● **Short problem**
Reply with nothing except the number of lines that contain the word "type".

Figure dataset records

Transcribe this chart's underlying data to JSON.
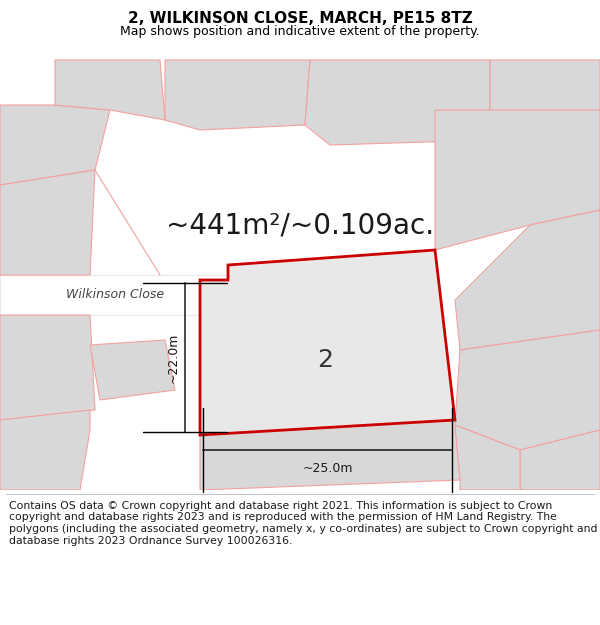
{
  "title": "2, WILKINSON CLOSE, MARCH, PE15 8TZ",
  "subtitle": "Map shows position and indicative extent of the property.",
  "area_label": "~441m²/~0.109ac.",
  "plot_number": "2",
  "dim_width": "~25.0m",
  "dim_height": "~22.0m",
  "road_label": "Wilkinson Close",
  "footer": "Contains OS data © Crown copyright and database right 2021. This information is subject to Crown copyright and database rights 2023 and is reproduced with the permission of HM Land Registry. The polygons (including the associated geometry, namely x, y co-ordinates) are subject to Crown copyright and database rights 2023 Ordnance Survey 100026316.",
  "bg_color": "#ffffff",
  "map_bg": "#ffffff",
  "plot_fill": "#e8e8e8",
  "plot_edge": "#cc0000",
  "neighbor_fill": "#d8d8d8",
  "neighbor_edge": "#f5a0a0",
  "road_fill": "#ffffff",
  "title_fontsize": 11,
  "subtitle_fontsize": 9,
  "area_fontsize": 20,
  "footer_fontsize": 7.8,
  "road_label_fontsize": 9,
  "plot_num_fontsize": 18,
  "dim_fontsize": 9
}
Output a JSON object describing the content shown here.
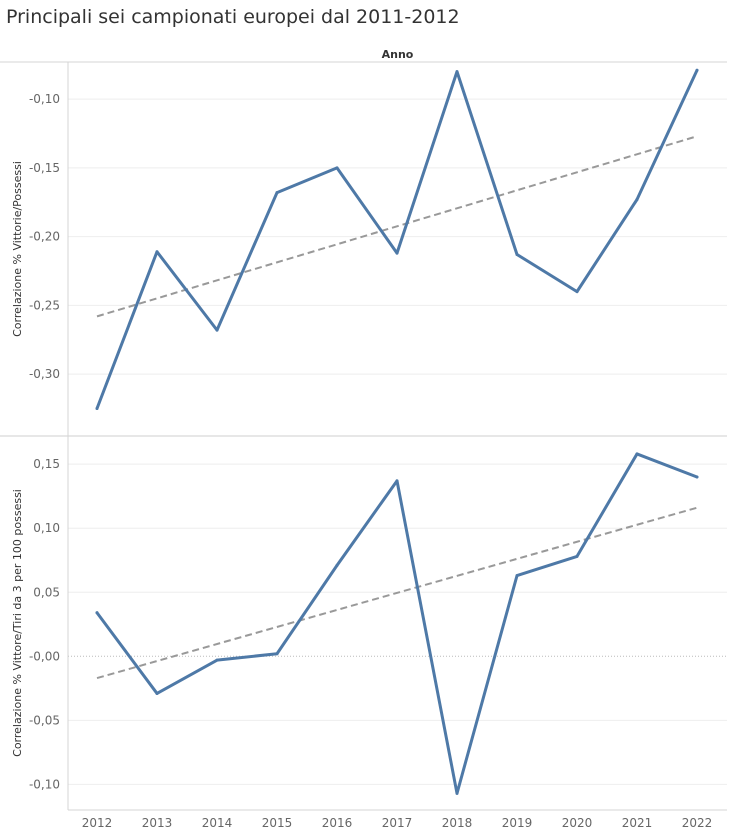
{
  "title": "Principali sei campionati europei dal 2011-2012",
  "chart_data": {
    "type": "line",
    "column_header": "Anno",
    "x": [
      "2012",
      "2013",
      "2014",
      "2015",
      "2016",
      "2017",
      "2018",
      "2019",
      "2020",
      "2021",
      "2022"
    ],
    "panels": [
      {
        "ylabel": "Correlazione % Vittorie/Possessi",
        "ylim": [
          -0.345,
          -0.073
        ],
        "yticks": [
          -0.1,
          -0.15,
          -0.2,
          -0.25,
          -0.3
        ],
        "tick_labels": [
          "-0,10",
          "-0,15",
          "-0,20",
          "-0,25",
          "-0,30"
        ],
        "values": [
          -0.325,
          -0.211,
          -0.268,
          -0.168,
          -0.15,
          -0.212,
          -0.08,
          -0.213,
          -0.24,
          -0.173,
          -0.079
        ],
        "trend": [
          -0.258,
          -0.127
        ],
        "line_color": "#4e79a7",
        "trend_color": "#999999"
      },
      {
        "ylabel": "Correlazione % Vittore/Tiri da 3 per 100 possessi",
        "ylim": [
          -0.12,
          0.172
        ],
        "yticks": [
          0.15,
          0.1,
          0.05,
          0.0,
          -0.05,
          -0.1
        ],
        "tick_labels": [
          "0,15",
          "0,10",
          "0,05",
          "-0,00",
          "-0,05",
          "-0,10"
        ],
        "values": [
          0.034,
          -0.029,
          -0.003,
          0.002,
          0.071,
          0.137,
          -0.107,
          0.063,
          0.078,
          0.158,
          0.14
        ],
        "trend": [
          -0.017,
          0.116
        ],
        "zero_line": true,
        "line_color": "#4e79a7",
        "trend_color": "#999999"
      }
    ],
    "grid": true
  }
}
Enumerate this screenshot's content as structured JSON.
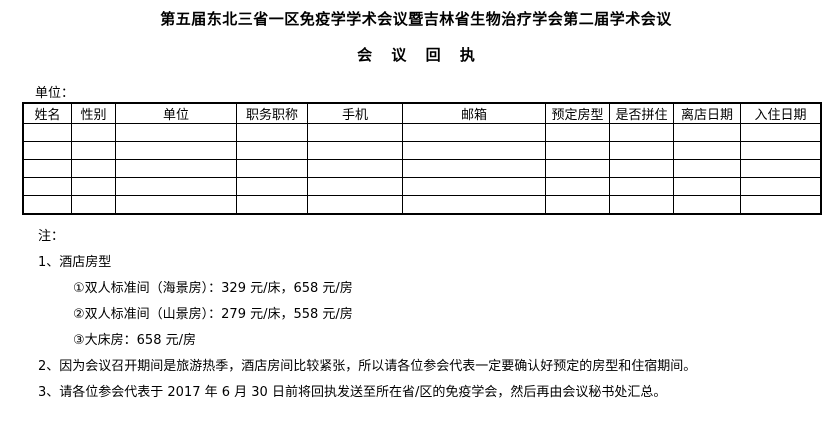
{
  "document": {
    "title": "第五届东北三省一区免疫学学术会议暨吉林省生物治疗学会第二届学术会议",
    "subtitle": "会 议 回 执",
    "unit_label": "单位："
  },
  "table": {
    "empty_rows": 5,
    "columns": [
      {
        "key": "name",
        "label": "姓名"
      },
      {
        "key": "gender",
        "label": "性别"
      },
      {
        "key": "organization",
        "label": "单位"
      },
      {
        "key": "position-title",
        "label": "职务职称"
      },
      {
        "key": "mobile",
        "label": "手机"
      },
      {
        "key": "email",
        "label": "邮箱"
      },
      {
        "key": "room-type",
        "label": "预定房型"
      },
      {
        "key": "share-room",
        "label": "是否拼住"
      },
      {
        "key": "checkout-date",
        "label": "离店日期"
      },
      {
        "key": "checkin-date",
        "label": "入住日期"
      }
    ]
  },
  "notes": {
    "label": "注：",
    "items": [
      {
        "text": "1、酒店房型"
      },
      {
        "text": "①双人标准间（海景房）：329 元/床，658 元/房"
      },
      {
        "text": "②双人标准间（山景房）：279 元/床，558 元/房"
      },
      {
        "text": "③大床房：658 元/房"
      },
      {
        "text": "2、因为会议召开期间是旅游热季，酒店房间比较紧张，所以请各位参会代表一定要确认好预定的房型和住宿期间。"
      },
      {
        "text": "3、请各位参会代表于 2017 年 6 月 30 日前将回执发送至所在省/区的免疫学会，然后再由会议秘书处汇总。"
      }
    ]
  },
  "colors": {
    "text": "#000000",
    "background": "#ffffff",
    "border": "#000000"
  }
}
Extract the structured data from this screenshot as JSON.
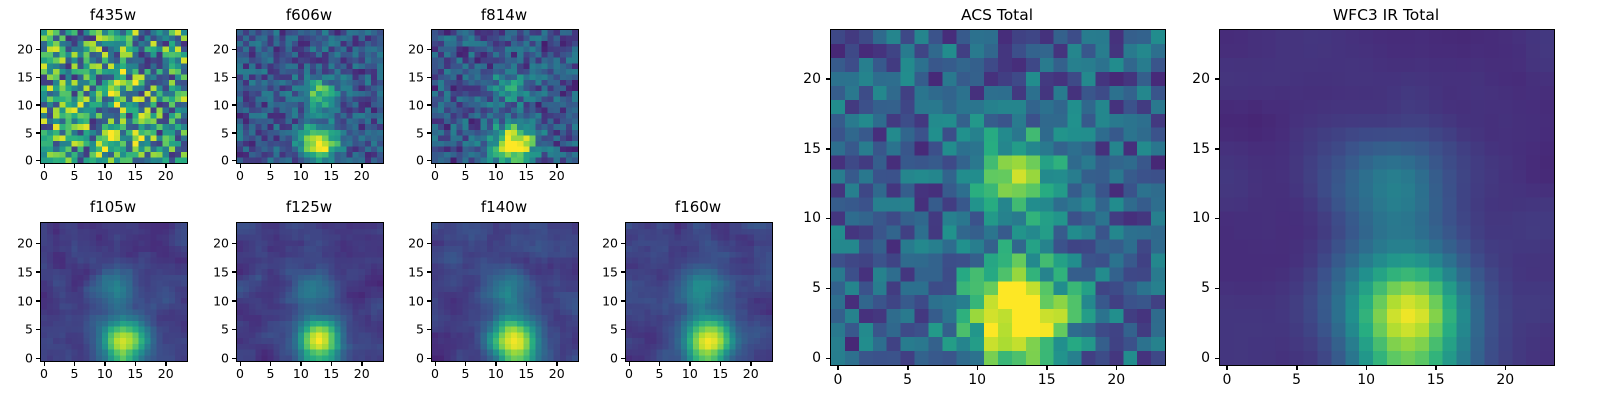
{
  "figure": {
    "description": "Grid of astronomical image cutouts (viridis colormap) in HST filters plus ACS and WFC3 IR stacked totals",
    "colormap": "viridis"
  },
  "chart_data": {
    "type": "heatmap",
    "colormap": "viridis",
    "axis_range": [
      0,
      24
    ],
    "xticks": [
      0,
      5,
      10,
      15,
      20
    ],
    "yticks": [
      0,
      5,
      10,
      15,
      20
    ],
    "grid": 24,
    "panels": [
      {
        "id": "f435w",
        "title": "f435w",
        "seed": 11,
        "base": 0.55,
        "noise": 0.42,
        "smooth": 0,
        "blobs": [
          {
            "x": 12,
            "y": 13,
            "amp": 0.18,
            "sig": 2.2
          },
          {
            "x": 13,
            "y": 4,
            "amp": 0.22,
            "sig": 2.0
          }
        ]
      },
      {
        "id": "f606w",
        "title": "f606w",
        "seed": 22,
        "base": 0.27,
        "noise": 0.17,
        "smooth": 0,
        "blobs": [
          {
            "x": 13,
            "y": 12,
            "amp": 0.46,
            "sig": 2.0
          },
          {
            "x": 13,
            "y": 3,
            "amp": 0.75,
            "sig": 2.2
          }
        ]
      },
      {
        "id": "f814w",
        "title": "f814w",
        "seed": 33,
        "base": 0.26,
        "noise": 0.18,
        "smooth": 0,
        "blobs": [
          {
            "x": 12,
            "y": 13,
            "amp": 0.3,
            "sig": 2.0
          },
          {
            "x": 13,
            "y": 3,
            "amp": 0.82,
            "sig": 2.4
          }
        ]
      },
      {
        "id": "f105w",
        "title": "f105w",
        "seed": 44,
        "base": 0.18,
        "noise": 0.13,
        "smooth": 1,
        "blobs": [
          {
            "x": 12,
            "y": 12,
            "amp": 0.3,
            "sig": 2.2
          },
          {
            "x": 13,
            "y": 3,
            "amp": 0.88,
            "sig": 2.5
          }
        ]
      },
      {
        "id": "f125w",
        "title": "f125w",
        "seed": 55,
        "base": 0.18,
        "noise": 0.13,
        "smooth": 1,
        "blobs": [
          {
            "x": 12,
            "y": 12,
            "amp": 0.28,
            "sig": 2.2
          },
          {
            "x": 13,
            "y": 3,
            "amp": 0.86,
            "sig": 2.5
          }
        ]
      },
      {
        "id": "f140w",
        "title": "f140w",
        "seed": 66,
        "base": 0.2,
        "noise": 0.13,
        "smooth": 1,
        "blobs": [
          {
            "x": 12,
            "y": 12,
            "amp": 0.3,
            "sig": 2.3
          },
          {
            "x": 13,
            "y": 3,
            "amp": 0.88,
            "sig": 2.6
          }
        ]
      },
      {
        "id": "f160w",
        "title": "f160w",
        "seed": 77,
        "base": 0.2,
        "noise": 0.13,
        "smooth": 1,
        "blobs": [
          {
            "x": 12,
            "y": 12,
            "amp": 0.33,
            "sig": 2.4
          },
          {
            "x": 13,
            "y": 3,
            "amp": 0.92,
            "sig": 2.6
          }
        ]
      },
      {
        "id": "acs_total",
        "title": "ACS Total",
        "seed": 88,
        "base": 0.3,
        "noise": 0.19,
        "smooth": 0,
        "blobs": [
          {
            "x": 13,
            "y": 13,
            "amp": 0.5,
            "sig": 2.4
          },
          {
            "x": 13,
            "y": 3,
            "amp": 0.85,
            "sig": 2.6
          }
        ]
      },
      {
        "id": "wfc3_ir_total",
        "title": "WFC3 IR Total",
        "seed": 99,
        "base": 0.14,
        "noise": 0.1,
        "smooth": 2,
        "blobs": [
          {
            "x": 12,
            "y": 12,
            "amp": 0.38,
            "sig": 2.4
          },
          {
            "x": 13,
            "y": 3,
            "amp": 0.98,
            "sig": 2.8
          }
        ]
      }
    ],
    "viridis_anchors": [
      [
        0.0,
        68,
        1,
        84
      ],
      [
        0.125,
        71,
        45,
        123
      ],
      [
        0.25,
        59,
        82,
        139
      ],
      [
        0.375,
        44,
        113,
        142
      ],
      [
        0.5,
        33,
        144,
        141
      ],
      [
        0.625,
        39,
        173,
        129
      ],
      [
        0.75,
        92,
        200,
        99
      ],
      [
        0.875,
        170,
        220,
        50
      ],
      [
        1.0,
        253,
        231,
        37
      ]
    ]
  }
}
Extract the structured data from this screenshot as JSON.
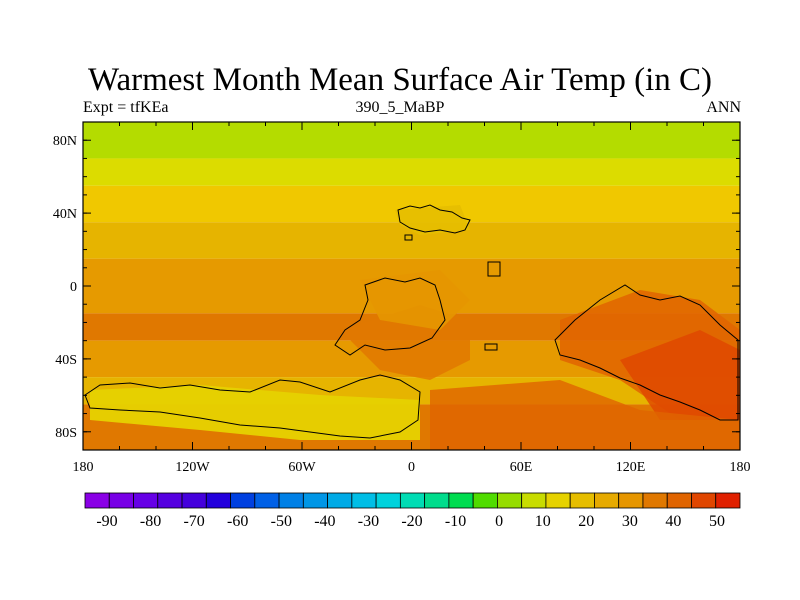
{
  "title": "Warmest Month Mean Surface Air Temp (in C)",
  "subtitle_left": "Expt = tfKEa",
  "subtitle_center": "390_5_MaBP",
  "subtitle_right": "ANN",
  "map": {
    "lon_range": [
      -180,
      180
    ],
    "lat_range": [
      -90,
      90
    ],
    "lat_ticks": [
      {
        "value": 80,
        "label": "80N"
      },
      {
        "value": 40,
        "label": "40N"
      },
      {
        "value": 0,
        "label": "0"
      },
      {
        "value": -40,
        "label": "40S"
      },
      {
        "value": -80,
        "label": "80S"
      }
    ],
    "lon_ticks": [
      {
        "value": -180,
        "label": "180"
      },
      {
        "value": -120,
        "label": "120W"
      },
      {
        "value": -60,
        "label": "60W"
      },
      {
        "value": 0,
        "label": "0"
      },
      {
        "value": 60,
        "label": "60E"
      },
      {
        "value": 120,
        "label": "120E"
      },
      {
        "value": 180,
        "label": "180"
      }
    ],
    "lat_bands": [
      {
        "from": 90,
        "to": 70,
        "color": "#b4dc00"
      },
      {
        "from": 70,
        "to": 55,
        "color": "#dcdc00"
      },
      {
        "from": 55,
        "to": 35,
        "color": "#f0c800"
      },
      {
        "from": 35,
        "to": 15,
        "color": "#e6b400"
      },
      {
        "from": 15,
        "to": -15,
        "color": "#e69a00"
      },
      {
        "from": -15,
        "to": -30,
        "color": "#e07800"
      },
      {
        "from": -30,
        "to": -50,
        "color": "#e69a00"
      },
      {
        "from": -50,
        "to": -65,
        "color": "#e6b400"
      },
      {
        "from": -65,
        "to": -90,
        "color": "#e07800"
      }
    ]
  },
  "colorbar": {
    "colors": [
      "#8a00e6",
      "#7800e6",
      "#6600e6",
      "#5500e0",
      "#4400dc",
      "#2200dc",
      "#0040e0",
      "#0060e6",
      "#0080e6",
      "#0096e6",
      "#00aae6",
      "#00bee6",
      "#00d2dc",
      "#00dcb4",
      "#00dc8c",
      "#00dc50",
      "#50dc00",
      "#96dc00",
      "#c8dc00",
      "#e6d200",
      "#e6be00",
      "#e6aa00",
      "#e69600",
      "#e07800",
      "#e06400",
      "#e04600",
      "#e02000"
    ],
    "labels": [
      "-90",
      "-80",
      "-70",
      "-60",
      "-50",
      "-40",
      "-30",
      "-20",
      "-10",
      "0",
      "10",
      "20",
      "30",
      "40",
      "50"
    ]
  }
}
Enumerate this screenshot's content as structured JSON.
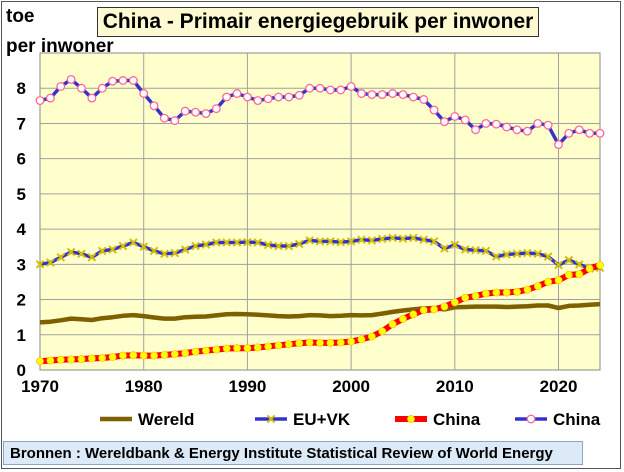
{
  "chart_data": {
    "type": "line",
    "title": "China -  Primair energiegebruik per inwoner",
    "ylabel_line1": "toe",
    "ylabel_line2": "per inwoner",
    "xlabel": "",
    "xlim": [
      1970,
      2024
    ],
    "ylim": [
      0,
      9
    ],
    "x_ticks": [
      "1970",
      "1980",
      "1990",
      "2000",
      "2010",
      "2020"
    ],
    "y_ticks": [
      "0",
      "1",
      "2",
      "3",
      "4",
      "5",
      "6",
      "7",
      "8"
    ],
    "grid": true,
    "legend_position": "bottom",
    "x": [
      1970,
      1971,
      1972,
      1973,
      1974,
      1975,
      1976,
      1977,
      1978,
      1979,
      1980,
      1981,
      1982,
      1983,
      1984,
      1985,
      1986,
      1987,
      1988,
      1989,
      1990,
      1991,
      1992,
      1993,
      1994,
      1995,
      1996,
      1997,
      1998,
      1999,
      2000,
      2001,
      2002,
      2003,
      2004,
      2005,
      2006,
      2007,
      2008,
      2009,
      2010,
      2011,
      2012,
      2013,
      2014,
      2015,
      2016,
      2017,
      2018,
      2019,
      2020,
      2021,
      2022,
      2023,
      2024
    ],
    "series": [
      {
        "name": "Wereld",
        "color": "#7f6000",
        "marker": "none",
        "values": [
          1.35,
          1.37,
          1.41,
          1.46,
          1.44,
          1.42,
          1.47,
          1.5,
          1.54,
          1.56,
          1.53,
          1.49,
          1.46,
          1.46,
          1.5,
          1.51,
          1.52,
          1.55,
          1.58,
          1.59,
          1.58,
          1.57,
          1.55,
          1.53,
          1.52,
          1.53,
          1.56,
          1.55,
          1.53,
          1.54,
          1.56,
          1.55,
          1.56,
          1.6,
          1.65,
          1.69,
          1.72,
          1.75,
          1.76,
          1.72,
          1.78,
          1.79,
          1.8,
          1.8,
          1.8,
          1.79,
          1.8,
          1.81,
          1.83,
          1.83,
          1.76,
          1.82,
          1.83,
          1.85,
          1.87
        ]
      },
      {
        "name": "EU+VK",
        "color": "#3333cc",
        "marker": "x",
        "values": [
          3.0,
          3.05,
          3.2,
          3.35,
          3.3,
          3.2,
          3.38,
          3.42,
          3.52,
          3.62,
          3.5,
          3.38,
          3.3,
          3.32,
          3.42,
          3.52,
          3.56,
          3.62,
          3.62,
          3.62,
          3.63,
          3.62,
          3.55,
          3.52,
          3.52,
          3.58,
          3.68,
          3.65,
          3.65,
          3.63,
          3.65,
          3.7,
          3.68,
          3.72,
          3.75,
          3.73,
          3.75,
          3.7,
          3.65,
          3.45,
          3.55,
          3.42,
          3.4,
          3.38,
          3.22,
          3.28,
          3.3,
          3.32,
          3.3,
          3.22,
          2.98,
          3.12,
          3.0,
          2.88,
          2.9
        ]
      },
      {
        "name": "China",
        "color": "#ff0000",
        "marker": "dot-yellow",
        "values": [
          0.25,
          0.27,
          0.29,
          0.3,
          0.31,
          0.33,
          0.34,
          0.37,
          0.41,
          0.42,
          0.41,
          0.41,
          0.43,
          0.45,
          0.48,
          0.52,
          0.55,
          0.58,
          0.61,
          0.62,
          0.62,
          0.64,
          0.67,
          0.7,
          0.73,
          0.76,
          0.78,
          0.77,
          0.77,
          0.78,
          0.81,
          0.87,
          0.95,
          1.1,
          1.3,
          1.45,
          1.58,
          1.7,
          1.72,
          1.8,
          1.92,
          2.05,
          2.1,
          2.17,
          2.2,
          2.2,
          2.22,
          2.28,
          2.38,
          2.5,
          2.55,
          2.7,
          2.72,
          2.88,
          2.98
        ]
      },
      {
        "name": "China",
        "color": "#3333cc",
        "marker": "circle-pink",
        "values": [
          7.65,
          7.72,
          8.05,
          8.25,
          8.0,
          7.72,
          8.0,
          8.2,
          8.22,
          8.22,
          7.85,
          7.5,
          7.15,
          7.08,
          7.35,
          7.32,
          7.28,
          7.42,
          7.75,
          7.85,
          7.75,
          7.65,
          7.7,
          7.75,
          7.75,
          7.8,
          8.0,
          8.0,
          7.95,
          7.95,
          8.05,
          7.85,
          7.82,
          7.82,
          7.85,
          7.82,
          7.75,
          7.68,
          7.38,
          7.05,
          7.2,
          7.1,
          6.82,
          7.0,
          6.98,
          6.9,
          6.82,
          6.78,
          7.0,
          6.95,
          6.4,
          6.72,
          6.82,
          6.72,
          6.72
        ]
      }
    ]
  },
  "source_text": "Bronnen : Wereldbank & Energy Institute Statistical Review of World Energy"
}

● **Exercise output**
4